__Objective 1__
Copy the rows word for word, from their first line through the line containing "goal-label: 3、能力目标：: [118, 335, 212, 351]".

__Document passage__
........
Direct discrimination claims – a step in the right direction?

//Direct discrimination claims – a step in the right direction?

We’re cautiously optimistic that a recent decision by the Employment Appeals Tribunal (EAT), in Efobi v Royal Mail Ltd, will make it a little easier for claimants arguing that they have been the victim of direct discrimination. This is down to a subtly but important shift in the burden of proof and how it works in direct discrimination claims. As employment law solicitors, primarily acting for claimants who have suffered discrimination, this is good news.

The ‘shifting burden of proof’ before Efobi

You might think that proving direct discrimination – being treated differently (in a negative sense) because of one of the so called ‘protected characteristics’ – age, sex, race, disability, marriage or civil partnership, gender reassignment, religion or belief, sexual orientation – would be straightforward. In fact, many claimants find it quite tough, and that’s got a lot to do with what is referred to as the ‘shifting burden of proof’.

Developed in the case of Igen v Wong, the Court of Appeal restated the correct approach to s 63A of the Sex Discrimination Act 1975, which dealt with the burden of proof, was a 2-stage test. The first step was for the Claimant to establish facts from which the Employment Tribunal could conclude, in the absence of an adequate explanation, that the respondent (usually employer) had committed an act of unlawful discrimination against the claimant. At that point, the burden of proof shifted to the respondent employer to provide an explanation for the treatment.

The difficulty with this approach for a claimant was that it would often be difficult to obtain the evidence needed to establish these facts. The respondent employer would be in possession of all the potential evidence; it would be very unlikely to find a respondent witness who would openly admit that his or her treatment of a claimant would be because of a protected characteristic.  An Employment Tribunal could draw inferences, but ultimately, it was for the claimant to prove the primary facts which point to their being discrimination.

What has changed?

In 2010, the Equality Act repealed the Sex Discrimination Act 1975, and consolidated the various pieces of equality legislation in the UK. Crucially, the burden of proof test is now included in section 136 of the Equality Act, and is worded differently to the old s63A. The provision is now worded as follows:

136 Burden of proof

(1)This section applies to any proceedings relating to a contravention of this Act.

(2)If there are facts from which the court could decide, in the absence of any other explanation, that a person (A) contravened the provision concerned, the court must hold that the contravention occurred.

(3)But subsection (2) does not apply if A shows that A did not contravene the provision.

It’s worth noting at this point that this test applies to direct discrimination across the board – the case in point, Efobi – was a race discrimination claim.
........
__Dataset records__
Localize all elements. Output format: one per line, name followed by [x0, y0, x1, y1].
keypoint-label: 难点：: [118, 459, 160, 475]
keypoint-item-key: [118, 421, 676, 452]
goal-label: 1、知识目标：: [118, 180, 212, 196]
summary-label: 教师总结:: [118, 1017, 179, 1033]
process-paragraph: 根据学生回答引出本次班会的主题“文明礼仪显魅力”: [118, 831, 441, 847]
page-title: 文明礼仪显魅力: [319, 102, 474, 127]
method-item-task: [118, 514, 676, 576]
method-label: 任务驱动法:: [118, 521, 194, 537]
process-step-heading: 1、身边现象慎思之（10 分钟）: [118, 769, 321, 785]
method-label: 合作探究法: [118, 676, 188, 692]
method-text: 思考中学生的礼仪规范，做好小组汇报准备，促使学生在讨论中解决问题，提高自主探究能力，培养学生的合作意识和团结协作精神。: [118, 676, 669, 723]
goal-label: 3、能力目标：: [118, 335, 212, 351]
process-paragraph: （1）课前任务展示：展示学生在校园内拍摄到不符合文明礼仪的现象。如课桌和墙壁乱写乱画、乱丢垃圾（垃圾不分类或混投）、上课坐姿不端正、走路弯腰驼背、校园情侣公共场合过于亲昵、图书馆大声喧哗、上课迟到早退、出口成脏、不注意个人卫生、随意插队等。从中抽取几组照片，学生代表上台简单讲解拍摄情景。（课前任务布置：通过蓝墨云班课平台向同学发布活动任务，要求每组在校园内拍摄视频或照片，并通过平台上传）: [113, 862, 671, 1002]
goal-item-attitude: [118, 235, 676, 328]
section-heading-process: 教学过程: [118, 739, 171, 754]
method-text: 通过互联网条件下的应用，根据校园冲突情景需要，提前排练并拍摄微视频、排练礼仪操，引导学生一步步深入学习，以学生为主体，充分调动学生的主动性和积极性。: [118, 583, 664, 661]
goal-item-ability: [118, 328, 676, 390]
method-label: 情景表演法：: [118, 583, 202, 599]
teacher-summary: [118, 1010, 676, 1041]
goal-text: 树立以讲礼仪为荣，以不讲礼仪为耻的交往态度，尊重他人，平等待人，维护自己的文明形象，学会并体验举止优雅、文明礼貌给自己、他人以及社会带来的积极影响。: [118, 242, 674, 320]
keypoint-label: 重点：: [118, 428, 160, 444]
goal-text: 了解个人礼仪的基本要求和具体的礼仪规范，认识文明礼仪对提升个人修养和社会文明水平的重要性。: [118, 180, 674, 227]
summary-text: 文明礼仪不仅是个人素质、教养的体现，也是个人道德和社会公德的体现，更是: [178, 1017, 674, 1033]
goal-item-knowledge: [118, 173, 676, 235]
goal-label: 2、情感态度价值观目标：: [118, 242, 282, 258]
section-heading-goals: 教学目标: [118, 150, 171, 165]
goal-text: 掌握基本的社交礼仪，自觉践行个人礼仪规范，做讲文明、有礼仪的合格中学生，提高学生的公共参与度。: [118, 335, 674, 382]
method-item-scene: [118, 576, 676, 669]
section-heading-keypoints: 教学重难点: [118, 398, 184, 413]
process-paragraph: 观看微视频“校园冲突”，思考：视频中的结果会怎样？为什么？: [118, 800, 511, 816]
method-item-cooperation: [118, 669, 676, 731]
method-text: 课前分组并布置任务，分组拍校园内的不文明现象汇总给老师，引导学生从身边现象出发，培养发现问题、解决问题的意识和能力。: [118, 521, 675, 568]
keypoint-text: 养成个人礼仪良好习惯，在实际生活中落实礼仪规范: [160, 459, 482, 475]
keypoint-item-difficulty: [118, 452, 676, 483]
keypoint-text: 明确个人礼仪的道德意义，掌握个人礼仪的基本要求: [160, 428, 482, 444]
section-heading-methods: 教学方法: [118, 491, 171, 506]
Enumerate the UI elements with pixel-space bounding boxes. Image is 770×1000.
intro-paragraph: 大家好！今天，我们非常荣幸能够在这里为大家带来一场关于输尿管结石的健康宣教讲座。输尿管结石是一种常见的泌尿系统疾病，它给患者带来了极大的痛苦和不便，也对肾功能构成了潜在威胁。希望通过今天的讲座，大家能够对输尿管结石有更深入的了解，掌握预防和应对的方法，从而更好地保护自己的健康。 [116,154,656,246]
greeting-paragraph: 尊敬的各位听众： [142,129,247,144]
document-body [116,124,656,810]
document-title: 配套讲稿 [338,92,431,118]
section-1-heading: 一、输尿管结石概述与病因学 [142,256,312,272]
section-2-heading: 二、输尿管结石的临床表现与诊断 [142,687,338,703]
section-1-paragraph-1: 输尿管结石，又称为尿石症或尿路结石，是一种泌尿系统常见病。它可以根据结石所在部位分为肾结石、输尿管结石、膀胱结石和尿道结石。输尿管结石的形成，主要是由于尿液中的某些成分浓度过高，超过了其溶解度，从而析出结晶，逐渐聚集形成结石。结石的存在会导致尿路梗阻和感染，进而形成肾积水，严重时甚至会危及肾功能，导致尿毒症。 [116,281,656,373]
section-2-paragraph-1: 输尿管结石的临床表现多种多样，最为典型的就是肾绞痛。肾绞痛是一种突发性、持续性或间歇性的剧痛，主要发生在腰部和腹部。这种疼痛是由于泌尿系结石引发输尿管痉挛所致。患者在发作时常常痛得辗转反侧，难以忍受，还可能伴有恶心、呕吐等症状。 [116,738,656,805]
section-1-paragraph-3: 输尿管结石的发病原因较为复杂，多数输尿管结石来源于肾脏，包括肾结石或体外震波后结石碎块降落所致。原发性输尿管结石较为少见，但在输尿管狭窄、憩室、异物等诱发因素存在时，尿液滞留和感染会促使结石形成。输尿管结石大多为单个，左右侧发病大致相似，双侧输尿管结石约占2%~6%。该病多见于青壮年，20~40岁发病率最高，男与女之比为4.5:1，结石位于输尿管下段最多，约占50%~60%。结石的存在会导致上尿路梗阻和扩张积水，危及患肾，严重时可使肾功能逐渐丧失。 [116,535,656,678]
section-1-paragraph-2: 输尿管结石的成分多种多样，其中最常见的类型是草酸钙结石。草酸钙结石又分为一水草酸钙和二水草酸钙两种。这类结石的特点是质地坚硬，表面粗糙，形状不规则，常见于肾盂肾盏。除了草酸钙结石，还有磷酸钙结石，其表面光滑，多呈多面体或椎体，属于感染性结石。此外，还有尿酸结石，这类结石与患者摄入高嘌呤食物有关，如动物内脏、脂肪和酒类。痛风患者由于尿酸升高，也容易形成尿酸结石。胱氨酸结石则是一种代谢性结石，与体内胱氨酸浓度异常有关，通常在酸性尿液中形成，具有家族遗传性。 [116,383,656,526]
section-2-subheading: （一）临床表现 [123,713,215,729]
........
__Objective 2__
Continue the article on the burden of proof in direct discrimination claims from where it ends.

__Exercise output 1__
Localize all elements. Output format: one per line, name followed by [x0, y0, x1, y1].
keypoint-label: 难点：: [118, 459, 160, 475]
keypoint-item-key: [118, 421, 676, 452]
goal-label: 1、知识目标：: [118, 180, 212, 196]
summary-label: 教师总结:: [118, 1017, 179, 1033]
process-paragraph: 根据学生回答引出本次班会的主题“文明礼仪显魅力”: [118, 831, 441, 847]
page-title: 文明礼仪显魅力: [319, 102, 474, 127]
method-item-task: [118, 514, 676, 576]
method-label: 任务驱动法:: [118, 521, 194, 537]
process-step-heading: 1、身边现象慎思之（10 分钟）: [118, 769, 321, 785]
method-label: 合作探究法: [118, 676, 188, 692]
method-text: 思考中学生的礼仪规范，做好小组汇报准备，促使学生在讨论中解决问题，提高自主探究能力，培养学生的合作意识和团结协作精神。: [118, 676, 669, 723]
goal-label: 3、能力目标：: [118, 335, 212, 351]

__Exercise output 2__
Still a 2-stage test, but the subtle shift in the wording at s136(2) is important – there is no suggestion that it is for the Claimant to prove the facts, it is simply necessary that ‘there are facts’. The EAT noted that the Explanatory Notes for the legislation referred to the responsibility being on the claimant to establish sufficient facts. However, it went on to consider that the Explanatory Notes only reflect one Government’s interpretation of the legislation. What is important is the text of the legislation itself. On that basis, there is no burden on the Claimant to establish the primary facts – the Employment Tribunal must look at ‘the facts’ as a whole.

How will this work in practice?

It’s useful to look at the facts of the Efobi case, so far as they relate to his direct discrimination claims, and what happened in the Employment Tribunal.

Mr Efobi, a black African born in Nigeria, worked for Royal Mail as a postman, but had a number of qualifications mainly in IT, and applied for a number of roles suitable for his qualifications. Needless to say, he was not successful in any of his applications. Crucially, the Employment Tribunal noted a number of flaws in the Claimant’s arguments, and then explained that there was no evidence adduced by the respondent employer as to the race of other candidates who had been successful, and no evidence given by any of the managers involved in the hiring process as they had all left the business. The Employment Tribunal then decided that the Claimant had not proved facts from which it could conclude that discrimination could have occurred. The direct discrimination claim was therefore dismissed.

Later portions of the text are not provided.